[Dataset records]
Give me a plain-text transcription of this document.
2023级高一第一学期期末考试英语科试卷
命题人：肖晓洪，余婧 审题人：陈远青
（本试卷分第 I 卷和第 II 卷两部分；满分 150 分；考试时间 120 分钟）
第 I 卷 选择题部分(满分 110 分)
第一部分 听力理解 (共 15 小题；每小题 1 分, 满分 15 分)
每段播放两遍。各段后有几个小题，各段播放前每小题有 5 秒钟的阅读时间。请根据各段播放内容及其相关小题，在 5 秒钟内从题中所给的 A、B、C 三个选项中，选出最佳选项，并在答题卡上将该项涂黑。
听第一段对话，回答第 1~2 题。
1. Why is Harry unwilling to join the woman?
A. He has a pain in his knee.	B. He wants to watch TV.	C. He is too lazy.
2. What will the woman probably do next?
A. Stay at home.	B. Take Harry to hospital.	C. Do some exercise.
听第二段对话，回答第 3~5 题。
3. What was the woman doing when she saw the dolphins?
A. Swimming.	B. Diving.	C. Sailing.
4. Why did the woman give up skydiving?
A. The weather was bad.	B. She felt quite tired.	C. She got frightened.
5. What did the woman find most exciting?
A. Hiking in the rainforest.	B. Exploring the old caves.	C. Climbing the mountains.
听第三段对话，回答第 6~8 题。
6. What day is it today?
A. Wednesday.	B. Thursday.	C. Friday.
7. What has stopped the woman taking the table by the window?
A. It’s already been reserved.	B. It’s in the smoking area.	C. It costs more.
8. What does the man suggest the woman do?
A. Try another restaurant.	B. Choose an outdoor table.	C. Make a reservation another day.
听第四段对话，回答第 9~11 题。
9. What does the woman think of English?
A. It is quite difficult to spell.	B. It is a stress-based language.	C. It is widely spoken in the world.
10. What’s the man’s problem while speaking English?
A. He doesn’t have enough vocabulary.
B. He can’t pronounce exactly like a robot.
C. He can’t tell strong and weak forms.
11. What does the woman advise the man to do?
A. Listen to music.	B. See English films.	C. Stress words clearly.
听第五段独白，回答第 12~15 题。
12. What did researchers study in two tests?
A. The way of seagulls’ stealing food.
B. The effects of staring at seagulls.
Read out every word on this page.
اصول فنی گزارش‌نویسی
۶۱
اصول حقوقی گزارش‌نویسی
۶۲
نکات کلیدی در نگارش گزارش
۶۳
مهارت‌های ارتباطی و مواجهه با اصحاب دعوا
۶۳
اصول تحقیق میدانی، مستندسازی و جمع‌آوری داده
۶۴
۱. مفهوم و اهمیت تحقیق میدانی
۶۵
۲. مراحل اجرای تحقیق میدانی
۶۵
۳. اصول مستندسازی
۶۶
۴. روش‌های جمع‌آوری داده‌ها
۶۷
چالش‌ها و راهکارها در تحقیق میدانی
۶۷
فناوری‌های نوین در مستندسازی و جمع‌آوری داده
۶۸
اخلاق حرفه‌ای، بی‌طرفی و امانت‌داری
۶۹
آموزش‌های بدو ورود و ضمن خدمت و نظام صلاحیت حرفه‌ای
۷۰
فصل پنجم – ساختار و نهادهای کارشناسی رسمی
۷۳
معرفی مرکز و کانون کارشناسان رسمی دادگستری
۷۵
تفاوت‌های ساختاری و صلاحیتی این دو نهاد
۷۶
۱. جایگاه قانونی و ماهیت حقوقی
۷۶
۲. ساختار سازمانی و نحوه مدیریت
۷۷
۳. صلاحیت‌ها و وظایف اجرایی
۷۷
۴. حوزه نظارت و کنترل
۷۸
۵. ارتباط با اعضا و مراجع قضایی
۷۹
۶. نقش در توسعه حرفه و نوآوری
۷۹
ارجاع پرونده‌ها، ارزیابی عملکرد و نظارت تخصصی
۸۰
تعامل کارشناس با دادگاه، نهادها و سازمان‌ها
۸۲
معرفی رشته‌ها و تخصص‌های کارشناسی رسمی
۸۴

**PROBLEM**
Pull every line containing "woman" out of the data above.

**SOLVED PROBLEM**
1. Why is Harry unwilling to join the woman?
2. What will the woman probably do next?
3. What was the woman doing when she saw the dolphins?
4. Why did the woman give up skydiving?
5. What did the woman find most exciting?
7. What has stopped the woman taking the table by the window?
8. What does the man suggest the woman do?
9. What does the woman think of English?
11. What does the woman advise the man to do?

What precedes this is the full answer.